___ Provided records

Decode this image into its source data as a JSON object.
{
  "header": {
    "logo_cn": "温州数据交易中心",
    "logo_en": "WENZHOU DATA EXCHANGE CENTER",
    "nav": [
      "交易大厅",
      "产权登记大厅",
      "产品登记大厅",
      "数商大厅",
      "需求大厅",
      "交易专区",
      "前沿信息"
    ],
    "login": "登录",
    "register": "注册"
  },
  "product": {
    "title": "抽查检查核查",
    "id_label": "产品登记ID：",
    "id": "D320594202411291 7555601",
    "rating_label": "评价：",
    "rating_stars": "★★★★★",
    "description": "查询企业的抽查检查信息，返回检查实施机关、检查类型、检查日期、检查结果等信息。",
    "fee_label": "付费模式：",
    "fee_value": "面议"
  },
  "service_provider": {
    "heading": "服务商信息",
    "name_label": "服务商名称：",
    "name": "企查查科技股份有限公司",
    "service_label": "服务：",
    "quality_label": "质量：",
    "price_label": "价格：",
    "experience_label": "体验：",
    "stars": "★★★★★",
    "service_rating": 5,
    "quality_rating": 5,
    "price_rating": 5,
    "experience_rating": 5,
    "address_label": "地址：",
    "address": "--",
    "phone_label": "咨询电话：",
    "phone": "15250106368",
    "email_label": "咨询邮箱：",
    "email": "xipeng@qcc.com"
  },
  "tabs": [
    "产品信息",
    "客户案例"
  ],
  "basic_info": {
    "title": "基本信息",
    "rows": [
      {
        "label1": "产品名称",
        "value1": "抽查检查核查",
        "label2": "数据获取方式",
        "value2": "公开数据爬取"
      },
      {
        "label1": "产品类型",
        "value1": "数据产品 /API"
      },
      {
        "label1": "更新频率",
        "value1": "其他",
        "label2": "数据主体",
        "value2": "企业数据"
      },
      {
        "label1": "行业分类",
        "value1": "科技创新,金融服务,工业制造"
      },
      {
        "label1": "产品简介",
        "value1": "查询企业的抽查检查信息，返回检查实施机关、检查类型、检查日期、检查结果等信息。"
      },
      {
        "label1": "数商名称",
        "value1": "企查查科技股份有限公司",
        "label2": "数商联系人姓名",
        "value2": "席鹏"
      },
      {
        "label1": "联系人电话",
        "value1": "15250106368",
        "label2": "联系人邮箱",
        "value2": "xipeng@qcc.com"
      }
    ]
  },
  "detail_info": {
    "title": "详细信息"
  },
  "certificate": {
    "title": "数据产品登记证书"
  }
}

______

Using the listing above, say how many of its lines contain the string "返回检查实施机关", giving nothing but the figure.

Exercise result> 2